### Data section
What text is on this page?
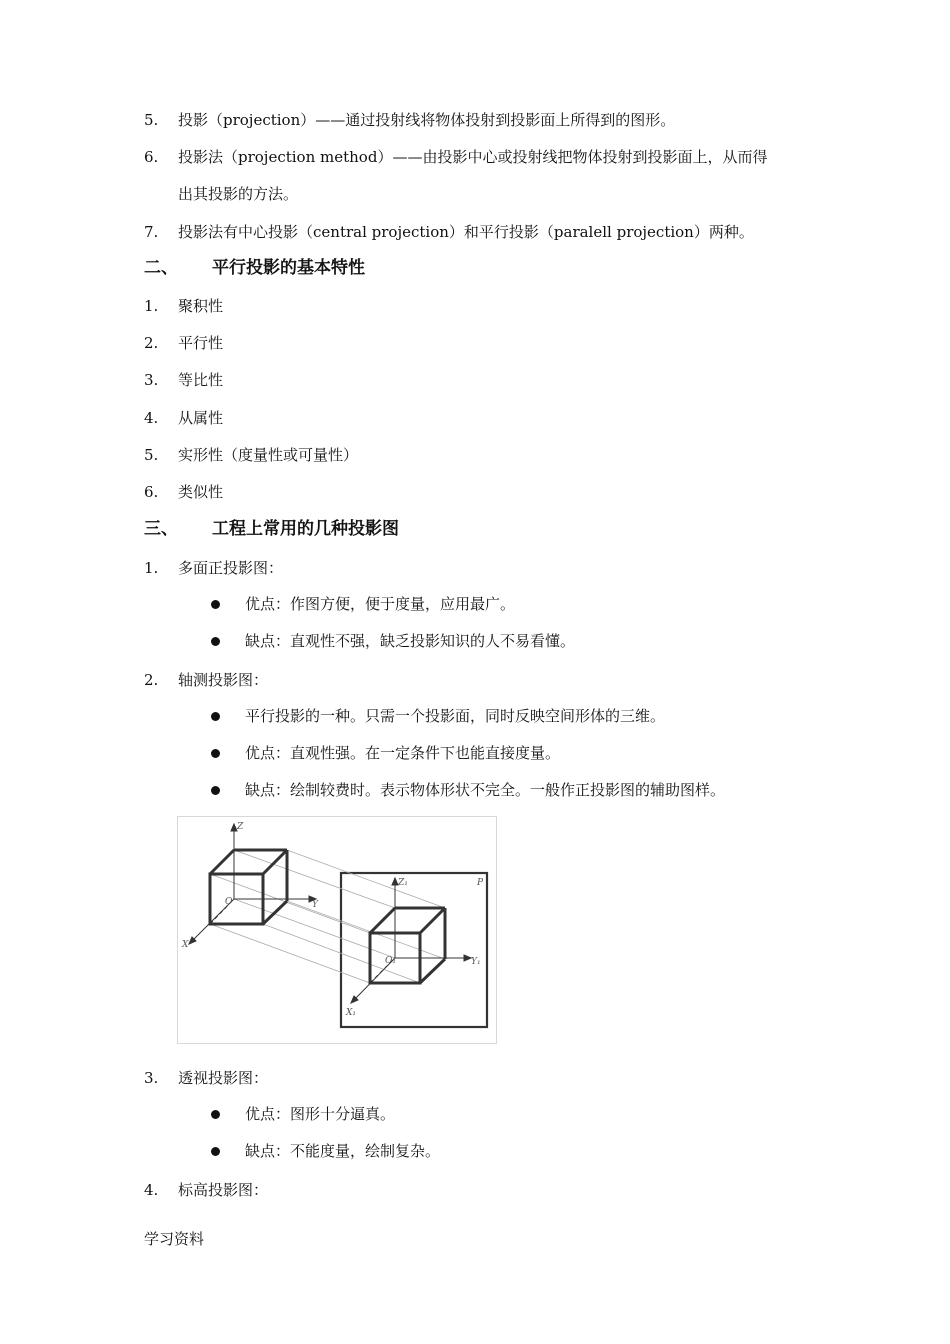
5. 投影（projection）——通过投射线将物体投射到投影面上所得到的图形。
6. 投影法（projection method）——由投影中心或投射线把物体投射到投影面上，从而得
出其投影的方法。
7. 投影法有中心投影（central projection）和平行投影（paralell projection）两种。
二、 平行投影的基本特性
1. 聚积性
2. 平行性
3. 等比性
4. 从属性
5. 实形性（度量性或可量性）
6. 类似性
三、 工程上常用的几种投影图
1. 多面正投影图：
优点：作图方便，便于度量，应用最广。
缺点：直观性不强，缺乏投影知识的人不易看懂。
2. 轴测投影图：
平行投影的一种。只需一个投影面，同时反映空间形体的三维。
优点：直观性强。在一定条件下也能直接度量。
缺点：绘制较费时。表示物体形状不完全。一般作正投影图的辅助图样。
Z
X
Y
O
Z₁
X₁
Y₁
O₁
P
3. 透视投影图：
优点：图形十分逼真。
缺点：不能度量，绘制复杂。
4. 标高投影图：
学习资料
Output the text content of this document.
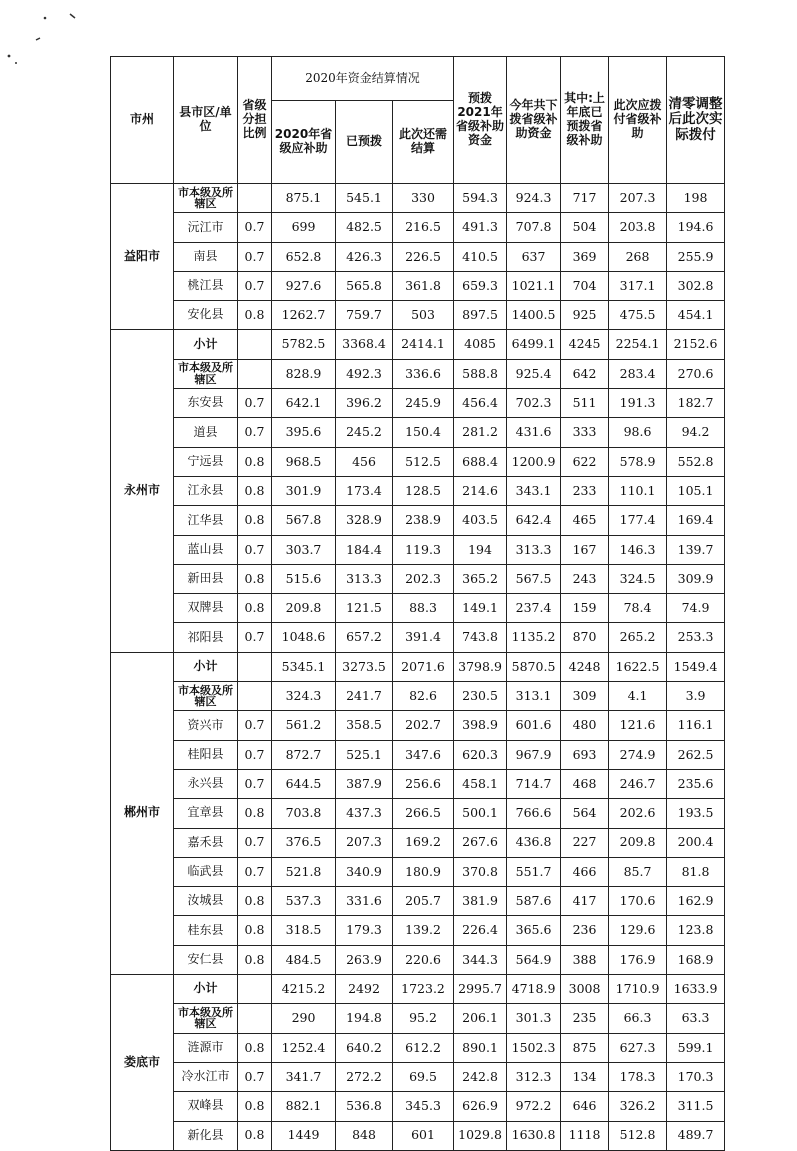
市州	县市区/单位	省级分担比例	2020年资金结算情况			预拨2021年省级补助资金	今年共下拨省级补助资金	其中:上年底已预拨省级补助	此次应拨付省级补助	清零调整后此次实际拨付
			2020年省级应补助	已预拨	此次还需结算					
益阳市	市本级及所辖区		875.1	545.1	330	594.3	924.3	717	207.3	198
	沅江市	0.7	699	482.5	216.5	491.3	707.8	504	203.8	194.6
	南县	0.7	652.8	426.3	226.5	410.5	637	369	268	255.9
	桃江县	0.7	927.6	565.8	361.8	659.3	1021.1	704	317.1	302.8
	安化县	0.8	1262.7	759.7	503	897.5	1400.5	925	475.5	454.1
永州市	小计		5782.5	3368.4	2414.1	4085	6499.1	4245	2254.1	2152.6
	市本级及所辖区		828.9	492.3	336.6	588.8	925.4	642	283.4	270.6
	东安县	0.7	642.1	396.2	245.9	456.4	702.3	511	191.3	182.7
	道县	0.7	395.6	245.2	150.4	281.2	431.6	333	98.6	94.2
	宁远县	0.8	968.5	456	512.5	688.4	1200.9	622	578.9	552.8
	江永县	0.8	301.9	173.4	128.5	214.6	343.1	233	110.1	105.1
	江华县	0.8	567.8	328.9	238.9	403.5	642.4	465	177.4	169.4
	蓝山县	0.7	303.7	184.4	119.3	194	313.3	167	146.3	139.7
	新田县	0.8	515.6	313.3	202.3	365.2	567.5	243	324.5	309.9
	双牌县	0.8	209.8	121.5	88.3	149.1	237.4	159	78.4	74.9
	祁阳县	0.7	1048.6	657.2	391.4	743.8	1135.2	870	265.2	253.3
郴州市	小计		5345.1	3273.5	2071.6	3798.9	5870.5	4248	1622.5	1549.4
	市本级及所辖区		324.3	241.7	82.6	230.5	313.1	309	4.1	3.9
	资兴市	0.7	561.2	358.5	202.7	398.9	601.6	480	121.6	116.1
	桂阳县	0.7	872.7	525.1	347.6	620.3	967.9	693	274.9	262.5
	永兴县	0.7	644.5	387.9	256.6	458.1	714.7	468	246.7	235.6
	宜章县	0.8	703.8	437.3	266.5	500.1	766.6	564	202.6	193.5
	嘉禾县	0.7	376.5	207.3	169.2	267.6	436.8	227	209.8	200.4
	临武县	0.7	521.8	340.9	180.9	370.8	551.7	466	85.7	81.8
	汝城县	0.8	537.3	331.6	205.7	381.9	587.6	417	170.6	162.9
	桂东县	0.8	318.5	179.3	139.2	226.4	365.6	236	129.6	123.8
	安仁县	0.8	484.5	263.9	220.6	344.3	564.9	388	176.9	168.9
娄底市	小计		4215.2	2492	1723.2	2995.7	4718.9	3008	1710.9	1633.9
	市本级及所辖区		290	194.8	95.2	206.1	301.3	235	66.3	63.3
	涟源市	0.8	1252.4	640.2	612.2	890.1	1502.3	875	627.3	599.1
	冷水江市	0.7	341.7	272.2	69.5	242.8	312.3	134	178.3	170.3
	双峰县	0.8	882.1	536.8	345.3	626.9	972.2	646	326.2	311.5
	新化县	0.8	1449	848	601	1029.8	1630.8	1118	512.8	489.7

### Aim of the task
Within the data above, pick out all lines holding the word "projection".

### Written answer
5. 投影（projection）——通过投射线将物体投射到投影面上所得到的图形。
6. 投影法（projection method）——由投影中心或投射线把物体投射到投影面上，从而得
7. 投影法有中心投影（central projection）和平行投影（paralell projection）两种。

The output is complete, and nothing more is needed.